▸ What is being asked
Would you transcribe the listing that follows, character for character, and omit its images?

[Records about charts and figures]
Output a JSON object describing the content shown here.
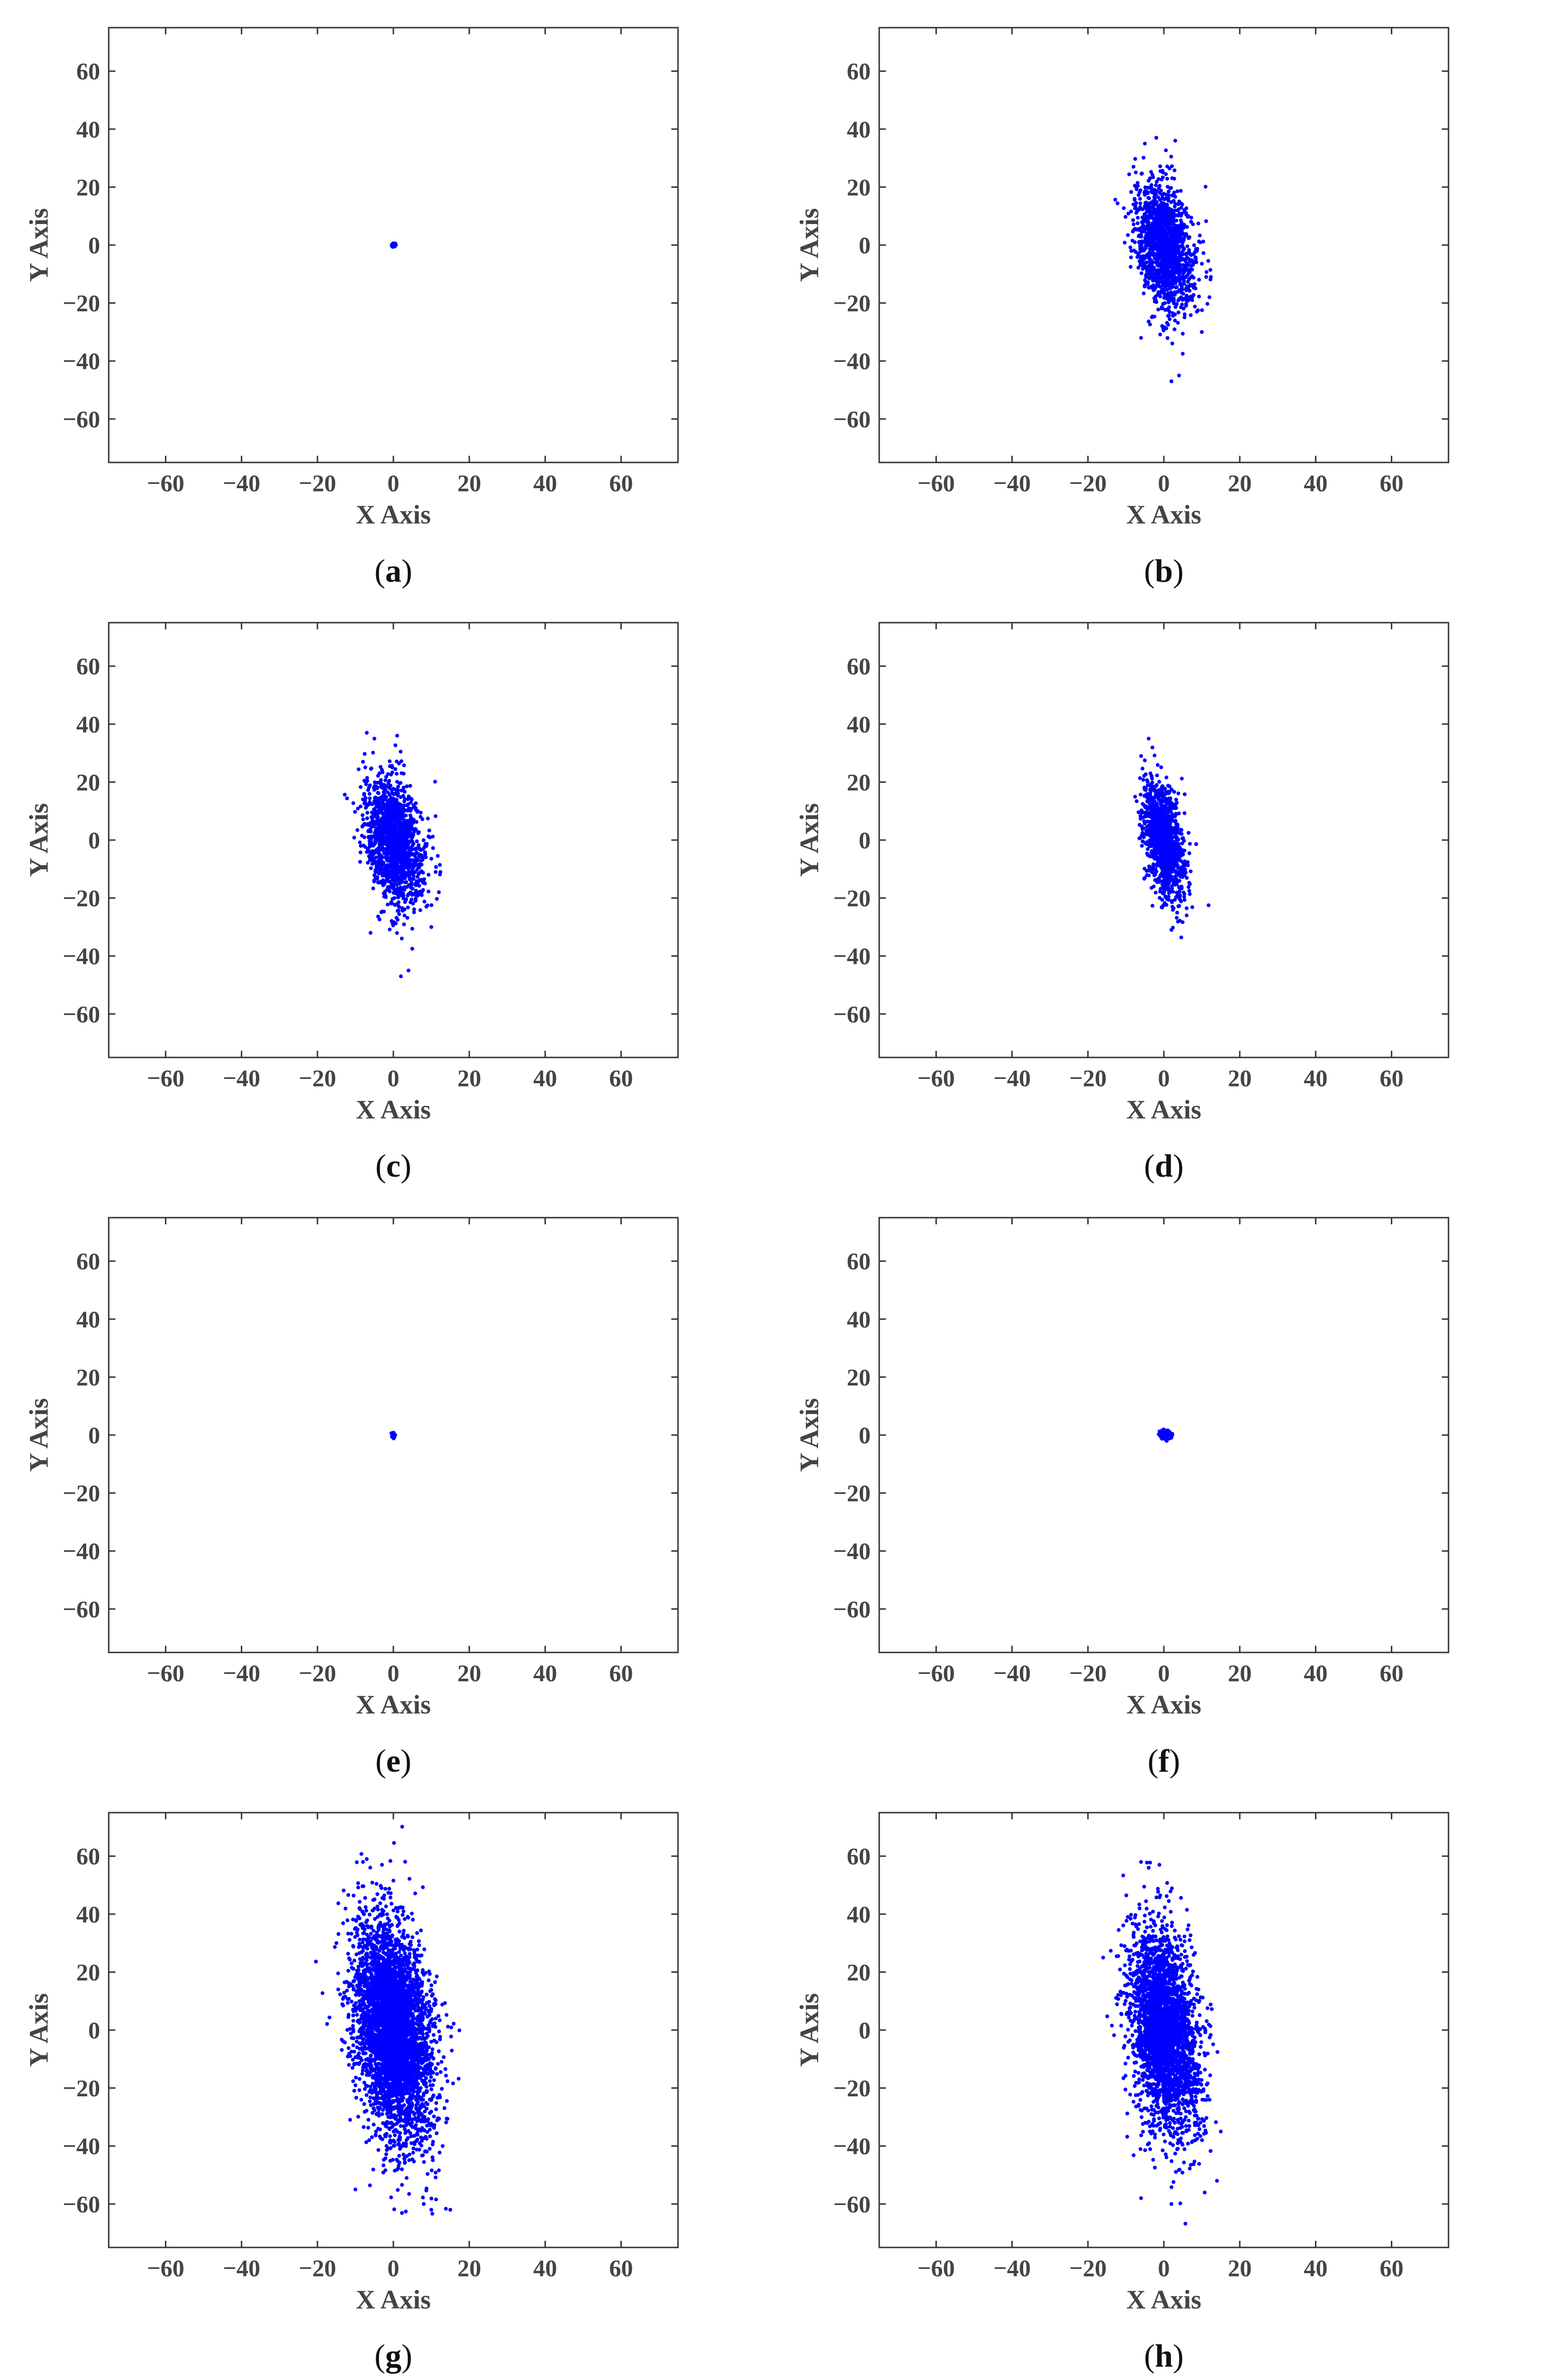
{
  "figure": {
    "marker_color": "#0000ff",
    "axis_color": "#333333",
    "label_color": "#444444"
  },
  "chart_data": [
    {
      "id": "a",
      "caption": "(a)",
      "type": "scatter",
      "xlabel": "X Axis",
      "ylabel": "Y Axis",
      "xlim": [
        -75,
        75
      ],
      "ylim": [
        -75,
        75
      ],
      "xticks": [
        -60,
        -40,
        -20,
        0,
        20,
        40,
        60
      ],
      "yticks": [
        -60,
        -40,
        -20,
        0,
        20,
        40,
        60
      ],
      "cloud": {
        "points": 80,
        "sd_x": 0.25,
        "sd_y": 0.25,
        "corr": 0.0,
        "center": [
          0,
          0
        ],
        "seed": 11
      },
      "outliers": []
    },
    {
      "id": "b",
      "caption": "(b)",
      "type": "scatter",
      "xlabel": "X Axis",
      "ylabel": "Y Axis",
      "xlim": [
        -75,
        75
      ],
      "ylim": [
        -75,
        75
      ],
      "xticks": [
        -60,
        -40,
        -20,
        0,
        20,
        40,
        60
      ],
      "yticks": [
        -60,
        -40,
        -20,
        0,
        20,
        40,
        60
      ],
      "cloud": {
        "points": 1500,
        "sd_x": 3.8,
        "sd_y": 11,
        "corr": -0.3,
        "center": [
          0,
          0
        ],
        "seed": 21
      },
      "outliers": [
        [
          -2,
          37
        ],
        [
          -5,
          35
        ],
        [
          3,
          36
        ],
        [
          -8,
          27
        ],
        [
          12,
          -18
        ],
        [
          2,
          -47
        ],
        [
          4,
          -45
        ],
        [
          -6,
          -32
        ],
        [
          10,
          -30
        ]
      ]
    },
    {
      "id": "c",
      "caption": "(c)",
      "type": "scatter",
      "xlabel": "X Axis",
      "ylabel": "Y Axis",
      "xlim": [
        -75,
        75
      ],
      "ylim": [
        -75,
        75
      ],
      "xticks": [
        -60,
        -40,
        -20,
        0,
        20,
        40,
        60
      ],
      "yticks": [
        -60,
        -40,
        -20,
        0,
        20,
        40,
        60
      ],
      "cloud": {
        "points": 1500,
        "sd_x": 3.8,
        "sd_y": 11,
        "corr": -0.3,
        "center": [
          0,
          0
        ],
        "seed": 21
      },
      "outliers": [
        [
          -7,
          37
        ],
        [
          -5,
          35
        ],
        [
          1,
          36
        ],
        [
          -8,
          27
        ],
        [
          12,
          -18
        ],
        [
          2,
          -47
        ],
        [
          4,
          -45
        ],
        [
          -6,
          -32
        ],
        [
          10,
          -30
        ]
      ]
    },
    {
      "id": "d",
      "caption": "(d)",
      "type": "scatter",
      "xlabel": "X Axis",
      "ylabel": "Y Axis",
      "xlim": [
        -75,
        75
      ],
      "ylim": [
        -75,
        75
      ],
      "xticks": [
        -60,
        -40,
        -20,
        0,
        20,
        40,
        60
      ],
      "yticks": [
        -60,
        -40,
        -20,
        0,
        20,
        40,
        60
      ],
      "cloud": {
        "points": 1300,
        "sd_x": 2.6,
        "sd_y": 10,
        "corr": -0.45,
        "center": [
          0,
          0
        ],
        "seed": 31
      },
      "outliers": [
        [
          -4,
          35
        ],
        [
          -6,
          29
        ],
        [
          2,
          -31
        ],
        [
          6,
          -26
        ]
      ]
    },
    {
      "id": "e",
      "caption": "(e)",
      "type": "scatter",
      "xlabel": "X Axis",
      "ylabel": "Y Axis",
      "xlim": [
        -75,
        75
      ],
      "ylim": [
        -75,
        75
      ],
      "xticks": [
        -60,
        -40,
        -20,
        0,
        20,
        40,
        60
      ],
      "yticks": [
        -60,
        -40,
        -20,
        0,
        20,
        40,
        60
      ],
      "cloud": {
        "points": 60,
        "sd_x": 0.2,
        "sd_y": 0.5,
        "corr": 0.0,
        "center": [
          0,
          0
        ],
        "seed": 41
      },
      "outliers": []
    },
    {
      "id": "f",
      "caption": "(f)",
      "type": "scatter",
      "xlabel": "X Axis",
      "ylabel": "Y Axis",
      "xlim": [
        -75,
        75
      ],
      "ylim": [
        -75,
        75
      ],
      "xticks": [
        -60,
        -40,
        -20,
        0,
        20,
        40,
        60
      ],
      "yticks": [
        -60,
        -40,
        -20,
        0,
        20,
        40,
        60
      ],
      "cloud": {
        "points": 150,
        "sd_x": 0.8,
        "sd_y": 0.8,
        "corr": 0.0,
        "center": [
          0.5,
          0
        ],
        "seed": 51
      },
      "outliers": []
    },
    {
      "id": "g",
      "caption": "(g)",
      "type": "scatter",
      "xlabel": "X Axis",
      "ylabel": "Y Axis",
      "xlim": [
        -75,
        75
      ],
      "ylim": [
        -75,
        75
      ],
      "xticks": [
        -60,
        -40,
        -20,
        0,
        20,
        40,
        60
      ],
      "yticks": [
        -60,
        -40,
        -20,
        0,
        20,
        40,
        60
      ],
      "cloud": {
        "points": 4000,
        "sd_x": 5,
        "sd_y": 19,
        "corr": -0.3,
        "center": [
          0,
          0
        ],
        "seed": 61
      },
      "outliers": [
        [
          -7,
          59
        ],
        [
          -8,
          58
        ],
        [
          -3,
          57
        ],
        [
          -15,
          30
        ],
        [
          15,
          -62
        ],
        [
          10,
          -62
        ],
        [
          8,
          -60
        ],
        [
          -10,
          -55
        ],
        [
          13,
          -40
        ]
      ]
    },
    {
      "id": "h",
      "caption": "(h)",
      "type": "scatter",
      "xlabel": "X Axis",
      "ylabel": "Y Axis",
      "xlim": [
        -75,
        75
      ],
      "ylim": [
        -75,
        75
      ],
      "xticks": [
        -60,
        -40,
        -20,
        0,
        20,
        40,
        60
      ],
      "yticks": [
        -60,
        -40,
        -20,
        0,
        20,
        40,
        60
      ],
      "cloud": {
        "points": 3000,
        "sd_x": 4.5,
        "sd_y": 17,
        "corr": -0.3,
        "center": [
          0,
          0
        ],
        "seed": 71
      },
      "outliers": [
        [
          -6,
          58
        ],
        [
          -4,
          56
        ],
        [
          -16,
          25
        ],
        [
          15,
          -35
        ],
        [
          14,
          -52
        ],
        [
          2,
          -60
        ],
        [
          -6,
          -58
        ]
      ]
    }
  ]
}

▸ Response to this exercise
Output a JSON object describing the content shown here.
{
  "figure": {
    "marker_color": "#0000ff",
    "axis_color": "#333333",
    "label_color": "#444444"
  },
  "chart_data": [
    {
      "id": "a",
      "caption": "(a)",
      "type": "scatter",
      "xlabel": "X Axis",
      "ylabel": "Y Axis",
      "xlim": [
        -75,
        75
      ],
      "ylim": [
        -75,
        75
      ],
      "xticks": [
        -60,
        -40,
        -20,
        0,
        20,
        40,
        60
      ],
      "yticks": [
        -60,
        -40,
        -20,
        0,
        20,
        40,
        60
      ],
      "cloud": {
        "points": 80,
        "sd_x": 0.25,
        "sd_y": 0.25,
        "corr": 0.0,
        "center": [
          0,
          0
        ],
        "seed": 11
      },
      "outliers": []
    },
    {
      "id": "b",
      "caption": "(b)",
      "type": "scatter",
      "xlabel": "X Axis",
      "ylabel": "Y Axis",
      "xlim": [
        -75,
        75
      ],
      "ylim": [
        -75,
        75
      ],
      "xticks": [
        -60,
        -40,
        -20,
        0,
        20,
        40,
        60
      ],
      "yticks": [
        -60,
        -40,
        -20,
        0,
        20,
        40,
        60
      ],
      "cloud": {
        "points": 1500,
        "sd_x": 3.8,
        "sd_y": 11,
        "corr": -0.3,
        "center": [
          0,
          0
        ],
        "seed": 21
      },
      "outliers": [
        [
          -2,
          37
        ],
        [
          -5,
          35
        ],
        [
          3,
          36
        ],
        [
          -8,
          27
        ],
        [
          12,
          -18
        ],
        [
          2,
          -47
        ],
        [
          4,
          -45
        ],
        [
          -6,
          -32
        ],
        [
          10,
          -30
        ]
      ]
    },
    {
      "id": "c",
      "caption": "(c)",
      "type": "scatter",
      "xlabel": "X Axis",
      "ylabel": "Y Axis",
      "xlim": [
        -75,
        75
      ],
      "ylim": [
        -75,
        75
      ],
      "xticks": [
        -60,
        -40,
        -20,
        0,
        20,
        40,
        60
      ],
      "yticks": [
        -60,
        -40,
        -20,
        0,
        20,
        40,
        60
      ],
      "cloud": {
        "points": 1500,
        "sd_x": 3.8,
        "sd_y": 11,
        "corr": -0.3,
        "center": [
          0,
          0
        ],
        "seed": 21
      },
      "outliers": [
        [
          -7,
          37
        ],
        [
          -5,
          35
        ],
        [
          1,
          36
        ],
        [
          -8,
          27
        ],
        [
          12,
          -18
        ],
        [
          2,
          -47
        ],
        [
          4,
          -45
        ],
        [
          -6,
          -32
        ],
        [
          10,
          -30
        ]
      ]
    },
    {
      "id": "d",
      "caption": "(d)",
      "type": "scatter",
      "xlabel": "X Axis",
      "ylabel": "Y Axis",
      "xlim": [
        -75,
        75
      ],
      "ylim": [
        -75,
        75
      ],
      "xticks": [
        -60,
        -40,
        -20,
        0,
        20,
        40,
        60
      ],
      "yticks": [
        -60,
        -40,
        -20,
        0,
        20,
        40,
        60
      ],
      "cloud": {
        "points": 1300,
        "sd_x": 2.6,
        "sd_y": 10,
        "corr": -0.45,
        "center": [
          0,
          0
        ],
        "seed": 31
      },
      "outliers": [
        [
          -4,
          35
        ],
        [
          -6,
          29
        ],
        [
          2,
          -31
        ],
        [
          6,
          -26
        ]
      ]
    },
    {
      "id": "e",
      "caption": "(e)",
      "type": "scatter",
      "xlabel": "X Axis",
      "ylabel": "Y Axis",
      "xlim": [
        -75,
        75
      ],
      "ylim": [
        -75,
        75
      ],
      "xticks": [
        -60,
        -40,
        -20,
        0,
        20,
        40,
        60
      ],
      "yticks": [
        -60,
        -40,
        -20,
        0,
        20,
        40,
        60
      ],
      "cloud": {
        "points": 60,
        "sd_x": 0.2,
        "sd_y": 0.5,
        "corr": 0.0,
        "center": [
          0,
          0
        ],
        "seed": 41
      },
      "outliers": []
    },
    {
      "id": "f",
      "caption": "(f)",
      "type": "scatter",
      "xlabel": "X Axis",
      "ylabel": "Y Axis",
      "xlim": [
        -75,
        75
      ],
      "ylim": [
        -75,
        75
      ],
      "xticks": [
        -60,
        -40,
        -20,
        0,
        20,
        40,
        60
      ],
      "yticks": [
        -60,
        -40,
        -20,
        0,
        20,
        40,
        60
      ],
      "cloud": {
        "points": 150,
        "sd_x": 0.8,
        "sd_y": 0.8,
        "corr": 0.0,
        "center": [
          0.5,
          0
        ],
        "seed": 51
      },
      "outliers": []
    },
    {
      "id": "g",
      "caption": "(g)",
      "type": "scatter",
      "xlabel": "X Axis",
      "ylabel": "Y Axis",
      "xlim": [
        -75,
        75
      ],
      "ylim": [
        -75,
        75
      ],
      "xticks": [
        -60,
        -40,
        -20,
        0,
        20,
        40,
        60
      ],
      "yticks": [
        -60,
        -40,
        -20,
        0,
        20,
        40,
        60
      ],
      "cloud": {
        "points": 4000,
        "sd_x": 5,
        "sd_y": 19,
        "corr": -0.3,
        "center": [
          0,
          0
        ],
        "seed": 61
      },
      "outliers": [
        [
          -7,
          59
        ],
        [
          -8,
          58
        ],
        [
          -3,
          57
        ],
        [
          -15,
          30
        ],
        [
          15,
          -62
        ],
        [
          10,
          -62
        ],
        [
          8,
          -60
        ],
        [
          -10,
          -55
        ],
        [
          13,
          -40
        ]
      ]
    },
    {
      "id": "h",
      "caption": "(h)",
      "type": "scatter",
      "xlabel": "X Axis",
      "ylabel": "Y Axis",
      "xlim": [
        -75,
        75
      ],
      "ylim": [
        -75,
        75
      ],
      "xticks": [
        -60,
        -40,
        -20,
        0,
        20,
        40,
        60
      ],
      "yticks": [
        -60,
        -40,
        -20,
        0,
        20,
        40,
        60
      ],
      "cloud": {
        "points": 3000,
        "sd_x": 4.5,
        "sd_y": 17,
        "corr": -0.3,
        "center": [
          0,
          0
        ],
        "seed": 71
      },
      "outliers": [
        [
          -6,
          58
        ],
        [
          -4,
          56
        ],
        [
          -16,
          25
        ],
        [
          15,
          -35
        ],
        [
          14,
          -52
        ],
        [
          2,
          -60
        ],
        [
          -6,
          -58
        ]
      ]
    }
  ]
}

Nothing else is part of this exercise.